Entries from a dataset
— BEGIN —

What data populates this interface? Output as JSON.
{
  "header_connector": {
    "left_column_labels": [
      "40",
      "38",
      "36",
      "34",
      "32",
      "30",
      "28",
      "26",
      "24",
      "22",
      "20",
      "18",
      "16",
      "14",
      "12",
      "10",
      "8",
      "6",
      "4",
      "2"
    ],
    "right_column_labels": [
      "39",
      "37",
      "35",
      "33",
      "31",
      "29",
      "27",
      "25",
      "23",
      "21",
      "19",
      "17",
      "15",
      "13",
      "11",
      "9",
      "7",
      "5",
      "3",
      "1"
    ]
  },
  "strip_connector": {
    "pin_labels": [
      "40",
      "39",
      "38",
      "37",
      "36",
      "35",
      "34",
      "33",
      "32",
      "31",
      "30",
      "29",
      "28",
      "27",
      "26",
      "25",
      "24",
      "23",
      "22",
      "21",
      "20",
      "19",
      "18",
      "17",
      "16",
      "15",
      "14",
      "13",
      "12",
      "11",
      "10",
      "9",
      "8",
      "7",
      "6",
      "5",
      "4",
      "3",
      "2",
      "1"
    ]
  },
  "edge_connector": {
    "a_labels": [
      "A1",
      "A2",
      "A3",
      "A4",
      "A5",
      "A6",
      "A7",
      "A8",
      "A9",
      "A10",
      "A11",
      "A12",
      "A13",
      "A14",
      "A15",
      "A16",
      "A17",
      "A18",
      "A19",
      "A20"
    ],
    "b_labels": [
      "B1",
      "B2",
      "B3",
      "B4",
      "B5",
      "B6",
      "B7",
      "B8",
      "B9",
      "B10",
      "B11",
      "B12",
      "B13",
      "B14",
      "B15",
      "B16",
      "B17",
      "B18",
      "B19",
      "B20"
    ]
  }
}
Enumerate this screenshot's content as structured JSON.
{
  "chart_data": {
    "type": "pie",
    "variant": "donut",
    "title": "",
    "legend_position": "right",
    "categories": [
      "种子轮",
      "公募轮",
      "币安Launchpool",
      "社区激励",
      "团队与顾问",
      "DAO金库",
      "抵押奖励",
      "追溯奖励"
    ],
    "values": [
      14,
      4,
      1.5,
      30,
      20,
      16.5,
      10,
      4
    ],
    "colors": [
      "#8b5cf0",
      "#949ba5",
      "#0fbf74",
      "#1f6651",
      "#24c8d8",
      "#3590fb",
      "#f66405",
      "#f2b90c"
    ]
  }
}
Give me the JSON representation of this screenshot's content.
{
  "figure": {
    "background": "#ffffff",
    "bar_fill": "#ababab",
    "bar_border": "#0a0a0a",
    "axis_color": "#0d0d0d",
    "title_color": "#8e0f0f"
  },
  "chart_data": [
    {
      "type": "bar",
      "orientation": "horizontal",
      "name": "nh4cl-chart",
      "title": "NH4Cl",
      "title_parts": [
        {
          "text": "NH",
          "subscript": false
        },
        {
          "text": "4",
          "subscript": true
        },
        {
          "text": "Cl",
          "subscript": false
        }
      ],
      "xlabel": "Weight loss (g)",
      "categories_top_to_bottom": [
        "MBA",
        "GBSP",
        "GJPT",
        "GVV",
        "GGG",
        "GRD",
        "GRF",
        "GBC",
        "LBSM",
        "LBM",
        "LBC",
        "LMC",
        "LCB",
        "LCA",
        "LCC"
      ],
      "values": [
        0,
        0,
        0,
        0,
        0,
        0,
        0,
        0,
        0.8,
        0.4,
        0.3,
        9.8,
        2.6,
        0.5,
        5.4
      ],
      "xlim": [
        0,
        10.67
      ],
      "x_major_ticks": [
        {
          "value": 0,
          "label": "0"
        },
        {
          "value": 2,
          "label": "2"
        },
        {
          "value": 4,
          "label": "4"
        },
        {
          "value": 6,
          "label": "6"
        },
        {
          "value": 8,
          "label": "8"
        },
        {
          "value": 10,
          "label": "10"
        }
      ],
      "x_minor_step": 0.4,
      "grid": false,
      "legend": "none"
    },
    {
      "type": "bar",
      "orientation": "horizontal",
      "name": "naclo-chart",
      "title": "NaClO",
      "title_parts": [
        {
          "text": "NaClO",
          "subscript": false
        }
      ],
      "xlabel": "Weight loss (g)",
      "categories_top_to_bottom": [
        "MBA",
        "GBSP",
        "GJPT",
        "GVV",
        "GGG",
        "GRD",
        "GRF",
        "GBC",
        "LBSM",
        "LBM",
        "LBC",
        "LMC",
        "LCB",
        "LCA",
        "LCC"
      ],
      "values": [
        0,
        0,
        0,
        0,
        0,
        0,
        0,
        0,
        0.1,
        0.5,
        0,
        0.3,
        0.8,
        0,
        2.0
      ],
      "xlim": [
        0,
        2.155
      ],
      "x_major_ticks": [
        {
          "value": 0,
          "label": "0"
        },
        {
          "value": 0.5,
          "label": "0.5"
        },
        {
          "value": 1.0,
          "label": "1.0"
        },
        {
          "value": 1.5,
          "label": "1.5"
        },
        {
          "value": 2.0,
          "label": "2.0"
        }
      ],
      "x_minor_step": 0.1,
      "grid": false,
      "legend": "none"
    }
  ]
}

— END —

JOB:
Print out every record again, exactly and in full.

RESULT:
What data populates this interface? Output as JSON.
{
  "header_connector": {
    "left_column_labels": [
      "40",
      "38",
      "36",
      "34",
      "32",
      "30",
      "28",
      "26",
      "24",
      "22",
      "20",
      "18",
      "16",
      "14",
      "12",
      "10",
      "8",
      "6",
      "4",
      "2"
    ],
    "right_column_labels": [
      "39",
      "37",
      "35",
      "33",
      "31",
      "29",
      "27",
      "25",
      "23",
      "21",
      "19",
      "17",
      "15",
      "13",
      "11",
      "9",
      "7",
      "5",
      "3",
      "1"
    ]
  },
  "strip_connector": {
    "pin_labels": [
      "40",
      "39",
      "38",
      "37",
      "36",
      "35",
      "34",
      "33",
      "32",
      "31",
      "30",
      "29",
      "28",
      "27",
      "26",
      "25",
      "24",
      "23",
      "22",
      "21",
      "20",
      "19",
      "18",
      "17",
      "16",
      "15",
      "14",
      "13",
      "12",
      "11",
      "10",
      "9",
      "8",
      "7",
      "6",
      "5",
      "4",
      "3",
      "2",
      "1"
    ]
  },
  "edge_connector": {
    "a_labels": [
      "A1",
      "A2",
      "A3",
      "A4",
      "A5",
      "A6",
      "A7",
      "A8",
      "A9",
      "A10",
      "A11",
      "A12",
      "A13",
      "A14",
      "A15",
      "A16",
      "A17",
      "A18",
      "A19",
      "A20"
    ],
    "b_labels": [
      "B1",
      "B2",
      "B3",
      "B4",
      "B5",
      "B6",
      "B7",
      "B8",
      "B9",
      "B10",
      "B11",
      "B12",
      "B13",
      "B14",
      "B15",
      "B16",
      "B17",
      "B18",
      "B19",
      "B20"
    ]
  }
}
Enumerate this screenshot's content as structured JSON.
{
  "chart_data": {
    "type": "pie",
    "variant": "donut",
    "title": "",
    "legend_position": "right",
    "categories": [
      "种子轮",
      "公募轮",
      "币安Launchpool",
      "社区激励",
      "团队与顾问",
      "DAO金库",
      "抵押奖励",
      "追溯奖励"
    ],
    "values": [
      14,
      4,
      1.5,
      30,
      20,
      16.5,
      10,
      4
    ],
    "colors": [
      "#8b5cf0",
      "#949ba5",
      "#0fbf74",
      "#1f6651",
      "#24c8d8",
      "#3590fb",
      "#f66405",
      "#f2b90c"
    ]
  }
}
Give me the JSON representation of this screenshot's content.
{
  "figure": {
    "background": "#ffffff",
    "bar_fill": "#ababab",
    "bar_border": "#0a0a0a",
    "axis_color": "#0d0d0d",
    "title_color": "#8e0f0f"
  },
  "chart_data": [
    {
      "type": "bar",
      "orientation": "horizontal",
      "name": "nh4cl-chart",
      "title": "NH4Cl",
      "title_parts": [
        {
          "text": "NH",
          "subscript": false
        },
        {
          "text": "4",
          "subscript": true
        },
        {
          "text": "Cl",
          "subscript": false
        }
      ],
      "xlabel": "Weight loss (g)",
      "categories_top_to_bottom": [
        "MBA",
        "GBSP",
        "GJPT",
        "GVV",
        "GGG",
        "GRD",
        "GRF",
        "GBC",
        "LBSM",
        "LBM",
        "LBC",
        "LMC",
        "LCB",
        "LCA",
        "LCC"
      ],
      "values": [
        0,
        0,
        0,
        0,
        0,
        0,
        0,
        0,
        0.8,
        0.4,
        0.3,
        9.8,
        2.6,
        0.5,
        5.4
      ],
      "xlim": [
        0,
        10.67
      ],
      "x_major_ticks": [
        {
          "value": 0,
          "label": "0"
        },
        {
          "value": 2,
          "label": "2"
        },
        {
          "value": 4,
          "label": "4"
        },
        {
          "value": 6,
          "label": "6"
        },
        {
          "value": 8,
          "label": "8"
        },
        {
          "value": 10,
          "label": "10"
        }
      ],
      "x_minor_step": 0.4,
      "grid": false,
      "legend": "none"
    },
    {
      "type": "bar",
      "orientation": "horizontal",
      "name": "naclo-chart",
      "title": "NaClO",
      "title_parts": [
        {
          "text": "NaClO",
          "subscript": false
        }
      ],
      "xlabel": "Weight loss (g)",
      "categories_top_to_bottom": [
        "MBA",
        "GBSP",
        "GJPT",
        "GVV",
        "GGG",
        "GRD",
        "GRF",
        "GBC",
        "LBSM",
        "LBM",
        "LBC",
        "LMC",
        "LCB",
        "LCA",
        "LCC"
      ],
      "values": [
        0,
        0,
        0,
        0,
        0,
        0,
        0,
        0,
        0.1,
        0.5,
        0,
        0.3,
        0.8,
        0,
        2.0
      ],
      "xlim": [
        0,
        2.155
      ],
      "x_major_ticks": [
        {
          "value": 0,
          "label": "0"
        },
        {
          "value": 0.5,
          "label": "0.5"
        },
        {
          "value": 1.0,
          "label": "1.0"
        },
        {
          "value": 1.5,
          "label": "1.5"
        },
        {
          "value": 2.0,
          "label": "2.0"
        }
      ],
      "x_minor_step": 0.1,
      "grid": false,
      "legend": "none"
    }
  ]
}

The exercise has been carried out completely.